━━━━━ Brano di lettura ━━━━━

SEZIONE SESTA CIVILE

SOTTOSEZIONE 1

Composta dagli Ill.mi Sigg.ri Magistrati:

Dott. DI VIRGILIO Rosa Maria – Presidente –

Dott. SCALDAFERRI Andrea – Consigliere –

Dott. ACIERNO Maria – rel. Consigliere –

Dott. TERRUSI Francesco – Consigliere –

Dott. FALABELLA Massimo – Consigliere –

ha pronunciato la seguente:

ORDINANZA

sul ricorso 4028-2017 proposto da:

S.B., elettivamente domiciliato in ROMA, PIAZZA CAVOUR presso la CORTE SUPREMA DI CASSAZIONE rappresentato e difeso dall’avvocato MARIELLA CONSOLE;

– ricorrente –

contro

MINISTERO DELL’INTERNO (C.F. *****) – Commissione Territoriale per il riconoscimento della protezione internazionale di Roma, in persona del Ministro pro tempore, elettivamente domiciliato in ROMA VIA DEI PORTOGHESI 12, presso l’AVVOCATURA GENERALE DELLO STATO, che lo rappresenta e difende;

– controricorrenti –

avverso la sentenza n. 1304/2016 della CORTE D’APPELLO di TORINO, depositata il 29/07/2016;

udita la relazione della causa svolta nella camera di consiglio del 25/09/2018 dal Consigliere Relatore ACIERNO Maria.

RAGIONI DELLA DECISIONE

Con sentenza n. 1304/2016 la Corte d’appello di Torino ha rigettato l’impugnazione proposta da S.B., cittadino gambiano, avverso l’ordinanza del Tribunale della medesima città che aveva respinto la sua domanda di riconoscimento della protezione internazionale e umanitaria.

Il richiedente aveva dedotto di essersi iscritto nel proprio Paese al partito United Democratic Party (UDP) e di aver organizzato nel 2012 una manifestazione di protesta contro il leader nazionale del suo partito, durante la quale sarebbe stato picchiato dalla polizia, che in seguito l’avrebbe ricercato, presso la sua abitazione al fine di arrestarlo.

A sostegno della decisione la Corte territoriale ha affermato:

– il racconto del richiedente è caratterizzato da inequivoche illogicità e contraddittorietà, rilevabili da precisi elementi, per cui non sussistono rischi di persecuzione o di danno grave D.Lgs. n. 251 del 2007, art. 14, ex lett. b);

i rapporti internazionali più aggiornati sono inoltre concordi nel negare che in Gambia sia stato raggiunto un grado di violenza indiscriminata ai sensi dell’art. 14 cit., lett. c);

quanto, infine, alla protezione umanitaria, non sussiste alcun motivo di carattere umanitario per giustificarè la permanenza del richiedente in Italia, non avendo qui alcun legame affettivo o familiare ma, anzi, avendo mantenuto buoni rapporti con la madre e la sorella, sicuro elemento di supporto per il reinserimento in patria.

Avverso questa pronuncia propone ricorso per cassazione S.B. sulla base di quattro motivi, cui resiste con controricorso il Ministero dell’Interno.

━━━━━ Record di dati ━━━━━

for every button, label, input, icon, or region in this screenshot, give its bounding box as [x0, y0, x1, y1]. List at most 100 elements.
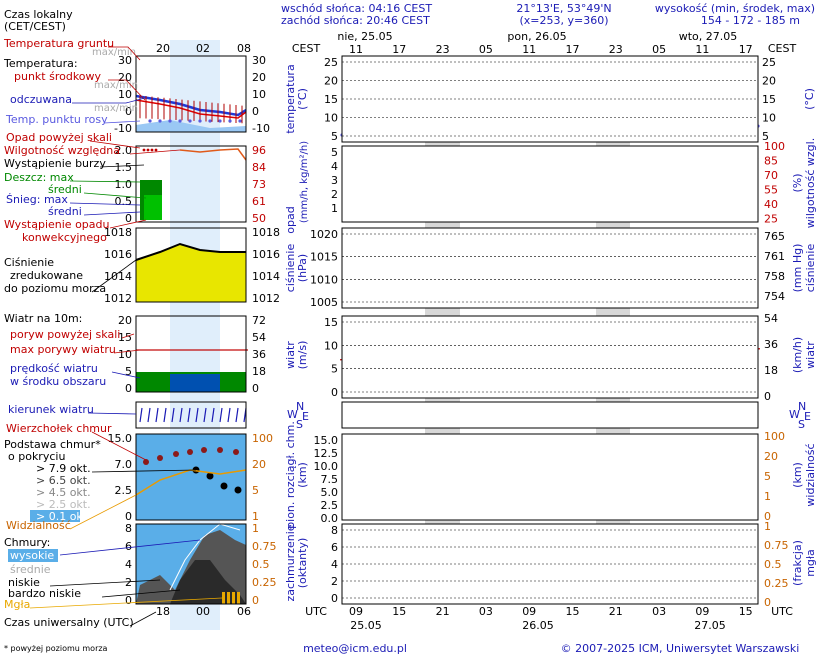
legend-leader-line	[69, 180, 141, 183]
tick-left: 10	[324, 339, 338, 352]
legend-tick-left: 15.0	[108, 432, 133, 445]
legend-over-dot	[142, 148, 146, 152]
legend-leader-line	[129, 611, 157, 627]
legend-leader-line	[29, 597, 223, 609]
legend-fog-bar	[227, 592, 230, 604]
bottom-hour-label: 15	[392, 605, 406, 618]
tick-left: 1010	[310, 273, 338, 286]
bottom-hour-label: 09	[522, 605, 536, 618]
tick-right: 0	[764, 510, 771, 523]
legend-coverage: o pokryciu	[8, 450, 65, 463]
legend-cl-low: niskie	[8, 576, 40, 589]
legend-temp-ground: Temperatura gruntu	[3, 37, 114, 50]
legend-gust-over: poryw powyżej skali	[10, 328, 120, 341]
legend-leader-line	[121, 333, 135, 339]
legend-okt-label: > 6.5 okt.	[36, 474, 91, 487]
tick-right: 0.5	[764, 558, 782, 571]
legend-dew-dot	[148, 119, 152, 123]
tick-right: 40	[764, 198, 778, 211]
legend-pressure2: zredukowane	[10, 269, 83, 282]
legend-cloud-top-dot	[173, 451, 179, 457]
legend-local-hour: 02	[196, 42, 210, 55]
humidity-unit: (%)	[791, 173, 804, 192]
tick-right: 1	[764, 490, 771, 503]
legend-leader-line	[91, 431, 147, 461]
legend-visibility: Widzialność	[6, 519, 71, 532]
tick-left: 4	[331, 160, 338, 173]
legend-okt-label: > 0.1 okt.	[36, 510, 91, 523]
legend-cloud-top-dot	[217, 447, 223, 453]
tick-left: 4	[331, 558, 338, 571]
legend-dew-dot	[168, 119, 172, 123]
top-tz-right: CEST	[768, 42, 797, 55]
tick-left: 7.5	[321, 473, 339, 486]
legend-local-time-sub: (CET/CEST)	[4, 20, 66, 33]
legend-leader-lines	[29, 46, 223, 627]
legend-dir-arrow	[203, 407, 207, 423]
elevation-values: 154 - 172 - 185 m	[701, 14, 800, 27]
legend-tick-right: 0	[252, 594, 259, 607]
legend-leader-line	[89, 140, 141, 149]
tick-right: 55	[764, 184, 778, 197]
top-hour-label: 05	[479, 43, 493, 56]
tick-left: 10	[324, 112, 338, 125]
legend-tick-left: 0	[125, 212, 132, 225]
legend-storm: Wystąpienie burzy	[4, 157, 106, 170]
bottom-date-label: 27.05	[694, 619, 726, 632]
legend-cloud-base-dot	[234, 486, 242, 494]
tick-right: 54	[764, 312, 778, 325]
tick-right: 100	[764, 140, 785, 153]
tick-left: 2	[331, 188, 338, 201]
tick-right: 0.25	[764, 577, 789, 590]
legend-cloud-base-dot	[206, 472, 214, 480]
legend-snow-avg: średni	[48, 205, 82, 218]
legend-clouds: Chmury:	[4, 536, 50, 549]
tick-right: 25	[762, 56, 776, 69]
legend-tick-right: 1	[252, 522, 259, 535]
legend-leader-line	[108, 46, 141, 61]
bottom-hour-label: 15	[739, 605, 753, 618]
tick-left: 5	[331, 146, 338, 159]
footer-email[interactable]: meteo@icm.edu.pl	[303, 642, 407, 655]
tick-left: 0.0	[321, 512, 339, 525]
legend-tick-right: 30	[252, 54, 266, 67]
cover-unit: (oktanty)	[296, 538, 309, 589]
legend-dir-arrow	[235, 407, 239, 423]
tick-left: 20	[324, 75, 338, 88]
legend-dir-arrow	[163, 407, 167, 423]
legend-tick-right: 0.25	[252, 576, 277, 589]
bottom-dates: 25.05 26.05 27.05	[350, 619, 726, 632]
tick-left: 0	[331, 386, 338, 399]
top-hour-label: 11	[349, 43, 363, 56]
legend-okt-label: > 7.9 okt.	[36, 462, 91, 475]
visibility-unit: (km)	[791, 462, 804, 488]
legend-tick-right: 61	[252, 195, 266, 208]
bottom-hour-label: 03	[652, 605, 666, 618]
legend-tick-left: 15	[118, 331, 132, 344]
tick-right: 0.75	[764, 539, 789, 552]
top-hour-label: 11	[695, 43, 709, 56]
grid-text: (x=253, y=360)	[519, 14, 608, 27]
legend-tick-left: 1.0	[115, 178, 133, 191]
legend-tick-left: 1018	[104, 226, 132, 239]
legend-tick-right: 1012	[252, 292, 280, 305]
legend-footnote: * powyżej poziomu morza	[4, 644, 108, 653]
bottom-tz-left: UTC	[305, 605, 327, 618]
tick-right: 754	[764, 290, 785, 303]
legend-panel-frame	[135, 227, 247, 303]
legend-temp-ground-sub: max/min	[92, 47, 136, 58]
cover-ylabel: zachmurzenie	[284, 524, 297, 601]
legend-cloud-base-dot	[220, 482, 228, 490]
legend-tick-right: 96	[252, 144, 266, 157]
legend-tick-right: 1018	[252, 226, 280, 239]
panel-frame-dir	[341, 401, 759, 429]
legend-tick-left: 0	[125, 382, 132, 395]
legend-tick-right: 1	[252, 510, 259, 523]
pressure-ylabel-right: ciśnienie	[804, 244, 817, 293]
sunrise-text: wschód słońca: 04:16 CEST	[281, 2, 432, 15]
tick-right: 0	[764, 596, 771, 609]
tick-left: 3	[331, 174, 338, 187]
pressure-unit-right: (mm Hg)	[791, 244, 804, 293]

━━━━━

Compiti ::
**1.** Secondo l'ordinanza, a quale partito si era iscritto il richiedente nel proprio Paese?
**2.** Restituisci senza alcuna modifica il passo dell'ordinanza che comincia con "i rapporti internazionali" e prosegue fino a "reinserimento in patria.".
I record non servono in alcun modo per lo svolgimento.

Risposte attese ::
**1.** Allo United Democratic Party (UDP).

**2.**
i rapporti internazionali più aggiornati sono inoltre concordi nel negare che in Gambia sia stato raggiunto un grado di violenza indiscriminata ai sensi dell’art. 14 cit., lett. c);

quanto, infine, alla protezione umanitaria, non sussiste alcun motivo di carattere umanitario per giustificarè la permanenza del richiedente in Italia, non avendo qui alcun legame affettivo o familiare ma, anzi, avendo mantenuto buoni rapporti con la madre e la sorella, sicuro elemento di supporto per il reinserimento in patria.